[THE TASK] Retype each record shown below, leaving every character as it is.

## Begin

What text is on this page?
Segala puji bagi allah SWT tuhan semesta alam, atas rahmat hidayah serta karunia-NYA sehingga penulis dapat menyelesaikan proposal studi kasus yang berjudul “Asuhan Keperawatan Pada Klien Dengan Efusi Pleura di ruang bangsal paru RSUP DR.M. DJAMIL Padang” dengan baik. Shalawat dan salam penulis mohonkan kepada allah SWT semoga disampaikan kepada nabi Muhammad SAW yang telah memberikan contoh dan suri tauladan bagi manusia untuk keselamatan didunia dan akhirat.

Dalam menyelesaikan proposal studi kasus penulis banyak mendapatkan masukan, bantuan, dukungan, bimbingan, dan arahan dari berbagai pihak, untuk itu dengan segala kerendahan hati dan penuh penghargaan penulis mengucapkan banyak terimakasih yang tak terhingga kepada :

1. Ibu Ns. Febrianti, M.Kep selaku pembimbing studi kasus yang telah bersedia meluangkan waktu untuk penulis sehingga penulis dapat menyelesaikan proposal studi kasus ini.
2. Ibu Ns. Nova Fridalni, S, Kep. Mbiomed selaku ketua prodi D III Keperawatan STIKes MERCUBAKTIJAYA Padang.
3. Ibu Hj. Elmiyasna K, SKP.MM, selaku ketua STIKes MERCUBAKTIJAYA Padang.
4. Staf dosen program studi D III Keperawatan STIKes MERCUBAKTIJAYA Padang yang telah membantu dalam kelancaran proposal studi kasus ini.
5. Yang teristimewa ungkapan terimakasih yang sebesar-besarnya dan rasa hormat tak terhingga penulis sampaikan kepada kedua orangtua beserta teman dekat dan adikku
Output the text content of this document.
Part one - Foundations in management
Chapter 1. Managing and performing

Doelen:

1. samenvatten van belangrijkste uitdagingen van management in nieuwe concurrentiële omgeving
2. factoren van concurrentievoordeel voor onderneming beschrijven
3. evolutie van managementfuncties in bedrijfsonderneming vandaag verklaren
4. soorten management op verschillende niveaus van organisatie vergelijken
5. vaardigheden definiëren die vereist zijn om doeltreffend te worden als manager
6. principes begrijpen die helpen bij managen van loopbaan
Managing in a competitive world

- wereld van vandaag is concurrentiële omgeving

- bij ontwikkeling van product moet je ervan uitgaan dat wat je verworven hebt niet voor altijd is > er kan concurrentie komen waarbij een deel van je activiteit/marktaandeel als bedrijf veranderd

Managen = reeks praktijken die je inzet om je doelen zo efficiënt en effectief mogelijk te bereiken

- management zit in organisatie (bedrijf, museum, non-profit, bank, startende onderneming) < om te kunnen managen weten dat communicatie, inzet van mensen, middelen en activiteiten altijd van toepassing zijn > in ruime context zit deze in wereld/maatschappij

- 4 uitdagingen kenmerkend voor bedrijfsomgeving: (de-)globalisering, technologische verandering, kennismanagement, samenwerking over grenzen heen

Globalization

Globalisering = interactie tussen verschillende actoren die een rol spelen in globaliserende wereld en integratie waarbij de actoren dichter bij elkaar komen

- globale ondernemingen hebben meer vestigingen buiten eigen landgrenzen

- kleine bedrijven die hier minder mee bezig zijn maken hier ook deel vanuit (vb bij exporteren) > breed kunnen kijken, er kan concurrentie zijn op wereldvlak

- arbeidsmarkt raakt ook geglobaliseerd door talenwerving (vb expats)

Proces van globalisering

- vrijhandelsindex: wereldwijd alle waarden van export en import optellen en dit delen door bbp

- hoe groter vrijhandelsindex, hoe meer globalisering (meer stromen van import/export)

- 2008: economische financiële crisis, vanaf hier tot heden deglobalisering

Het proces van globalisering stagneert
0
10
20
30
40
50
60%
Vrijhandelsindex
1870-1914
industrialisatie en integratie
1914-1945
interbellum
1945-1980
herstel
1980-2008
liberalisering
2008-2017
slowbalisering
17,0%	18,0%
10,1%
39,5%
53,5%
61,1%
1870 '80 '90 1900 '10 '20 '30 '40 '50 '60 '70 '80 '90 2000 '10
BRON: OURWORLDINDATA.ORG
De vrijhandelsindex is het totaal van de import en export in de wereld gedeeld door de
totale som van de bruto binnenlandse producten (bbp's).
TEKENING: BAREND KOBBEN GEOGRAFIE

## End

[THE RESULT]
What text is on this page?
Segala puji bagi allah SWT tuhan semesta alam, atas rahmat hidayah serta karunia-NYA sehingga penulis dapat menyelesaikan proposal studi kasus yang berjudul “Asuhan Keperawatan Pada Klien Dengan Efusi Pleura di ruang bangsal paru RSUP DR.M. DJAMIL Padang” dengan baik. Shalawat dan salam penulis mohonkan kepada allah SWT semoga disampaikan kepada nabi Muhammad SAW yang telah memberikan contoh dan suri tauladan bagi manusia untuk keselamatan didunia dan akhirat.

Dalam menyelesaikan proposal studi kasus penulis banyak mendapatkan masukan, bantuan, dukungan, bimbingan, dan arahan dari berbagai pihak, untuk itu dengan segala kerendahan hati dan penuh penghargaan penulis mengucapkan banyak terimakasih yang tak terhingga kepada :

1. Ibu Ns. Febrianti, M.Kep selaku pembimbing studi kasus yang telah bersedia meluangkan waktu untuk penulis sehingga penulis dapat menyelesaikan proposal studi kasus ini.
2. Ibu Ns. Nova Fridalni, S, Kep. Mbiomed selaku ketua prodi D III Keperawatan STIKes MERCUBAKTIJAYA Padang.
3. Ibu Hj. Elmiyasna K, SKP.MM, selaku ketua STIKes MERCUBAKTIJAYA Padang.
4. Staf dosen program studi D III Keperawatan STIKes MERCUBAKTIJAYA Padang yang telah membantu dalam kelancaran proposal studi kasus ini.
5. Yang teristimewa ungkapan terimakasih yang sebesar-besarnya dan rasa hormat tak terhingga penulis sampaikan kepada kedua orangtua beserta teman dekat dan adikku
Output the text content of this document.
Part one - Foundations in management
Chapter 1. Managing and performing

Doelen:

1. samenvatten van belangrijkste uitdagingen van management in nieuwe concurrentiële omgeving
2. factoren van concurrentievoordeel voor onderneming beschrijven
3. evolutie van managementfuncties in bedrijfsonderneming vandaag verklaren
4. soorten management op verschillende niveaus van organisatie vergelijken
5. vaardigheden definiëren die vereist zijn om doeltreffend te worden als manager
6. principes begrijpen die helpen bij managen van loopbaan
Managing in a competitive world

- wereld van vandaag is concurrentiële omgeving

- bij ontwikkeling van product moet je ervan uitgaan dat wat je verworven hebt niet voor altijd is > er kan concurrentie komen waarbij een deel van je activiteit/marktaandeel als bedrijf veranderd

Managen = reeks praktijken die je inzet om je doelen zo efficiënt en effectief mogelijk te bereiken

- management zit in organisatie (bedrijf, museum, non-profit, bank, startende onderneming) < om te kunnen managen weten dat communicatie, inzet van mensen, middelen en activiteiten altijd van toepassing zijn > in ruime context zit deze in wereld/maatschappij

- 4 uitdagingen kenmerkend voor bedrijfsomgeving: (de-)globalisering, technologische verandering, kennismanagement, samenwerking over grenzen heen

Globalization

Globalisering = interactie tussen verschillende actoren die een rol spelen in globaliserende wereld en integratie waarbij de actoren dichter bij elkaar komen

- globale ondernemingen hebben meer vestigingen buiten eigen landgrenzen

- kleine bedrijven die hier minder mee bezig zijn maken hier ook deel vanuit (vb bij exporteren) > breed kunnen kijken, er kan concurrentie zijn op wereldvlak

- arbeidsmarkt raakt ook geglobaliseerd door talenwerving (vb expats)

Proces van globalisering

- vrijhandelsindex: wereldwijd alle waarden van export en import optellen en dit delen door bbp

- hoe groter vrijhandelsindex, hoe meer globalisering (meer stromen van import/export)

- 2008: economische financiële crisis, vanaf hier tot heden deglobalisering

Het proces van globalisering stagneert
0
10
20
30
40
50
60%
Vrijhandelsindex
1870-1914
industrialisatie en integratie
1914-1945
interbellum
1945-1980
herstel
1980-2008
liberalisering
2008-2017
slowbalisering
17,0%	18,0%
10,1%
39,5%
53,5%
61,1%
1870 '80 '90 1900 '10 '20 '30 '40 '50 '60 '70 '80 '90 2000 '10
BRON: OURWORLDINDATA.ORG
De vrijhandelsindex is het totaal van de import en export in de wereld gedeeld door de
totale som van de bruto binnenlandse producten (bbp's).
TEKENING: BAREND KOBBEN GEOGRAFIE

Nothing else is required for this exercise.